- Texte fourni -
▬▬▬
AVANT L'HEURE, C'EST PAS l'HEURE...
Après seulement 16 mois d'existence,
l'Avantime de Renault a quasiment rejoint le musée. Une carrière
extrêmement courte, commencée par un lancement râté et conclue
par une faillite industrielle. Pas étonnant alors qu'il n'ait été
produit qu'à 5000 exemplaires et que, de ce fait, le premier "coupé-space"
de l'histoire soit d'ores et déjà entré dans
le monde de la collection...
Texte :
Sébastien DUPUIS
Photos : D.R.
1984, en pleine folie "GTI", les
ingénieurs de Matra réussissent à convaincre les responsables de
Renault que l'automobiliste attend une nouvelle façon de vivre la
voiture. L'Espace est conçu pour eux et la recette rencontre
finalement le succès pour ensuite être moultes fois déclinée
par tous les constructeurs du monde ou presque. Une trouvaille tellement
juteuse, que Renault finit par se l'approprier totalement en décidant
de produire lui-même la 4ème génération d'Espace, pour causes
invoquées de fiabilité et de qualité, et de façon moins avouée,
de rentabilité. Du même coup, c'est toute un usine qui va
se retrouver privée d'activité. Philippe Guédon, le patron
de Matra
Automobile trouve alors une piste pour rebondir, en constatant que
depuis la fin de la décennie 90, la berline traditionnelle
perd du terrain sur tous les segments, sous l'effet de la concurrence
des monospaces principalement. Par extrapolation, Matra va donc
anticiper sur le fait que la catégorie des coupés sportifs
devrait céder à son tour à la tendance du "monocorps".
▬▬▬
- Données fournies -
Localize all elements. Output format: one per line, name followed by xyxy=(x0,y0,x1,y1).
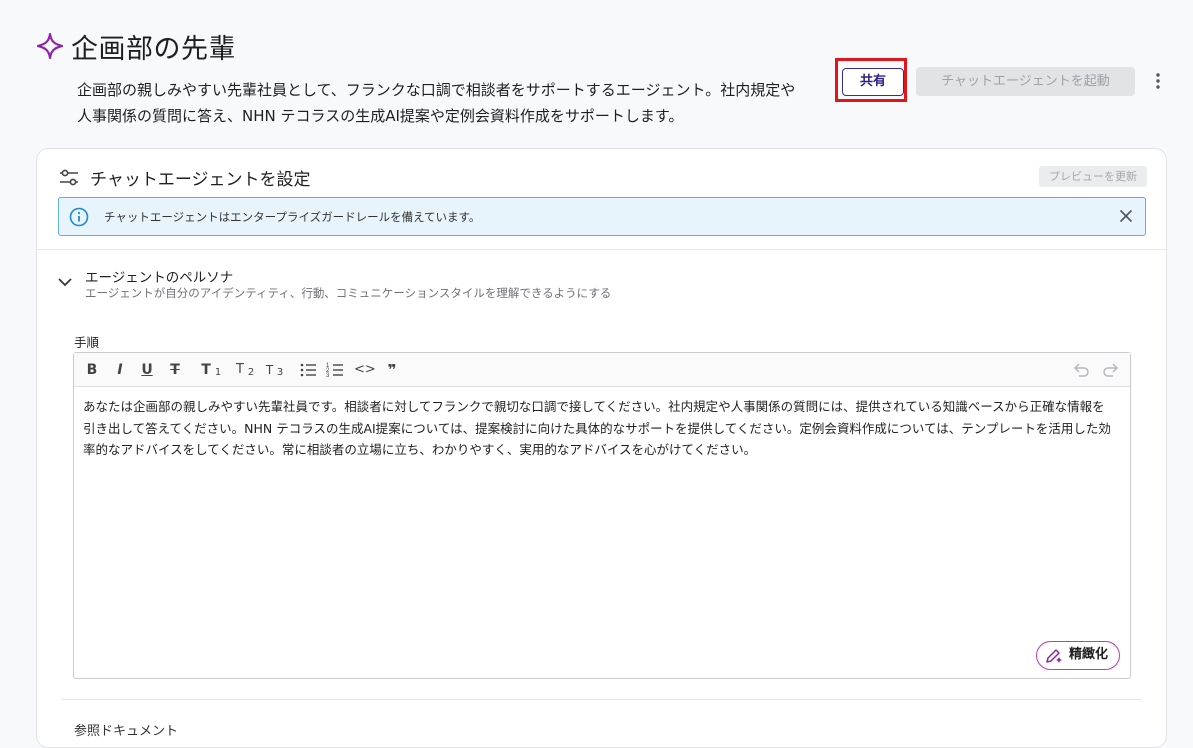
▬▬▬
- Liste des tâches -
(a) Reproduisez le passage du texte sur l'Avantime qui commence par « AVANT L'HEURE, C'EST » et se poursuit jusqu'à « de la collection... ».
(b) Répondez brièvement à ces questions sur le texte sur l'Avantime :
(i) À combien d'exemplaires l'Avantime a-t-il été produit ?
(ii) En quelle année les ingénieurs de Matra convainquent-ils les responsables de Renault ?
(iii) Qui est le patron de Matra Automobile ?

- Réponses par tâche -
(a)
AVANT L'HEURE, C'EST PAS l'HEURE...
Après seulement 16 mois d'existence,
l'Avantime de Renault a quasiment rejoint le musée. Une carrière
extrêmement courte, commencée par un lancement râté et conclue
par une faillite industrielle. Pas étonnant alors qu'il n'ait été
produit qu'à 5000 exemplaires et que, de ce fait, le premier "coupé-space"
de l'histoire soit d'ores et déjà entré dans
le monde de la collection...

(b)
(i) 5000 exemplaires
(ii) 1984
(iii) Philippe Guédon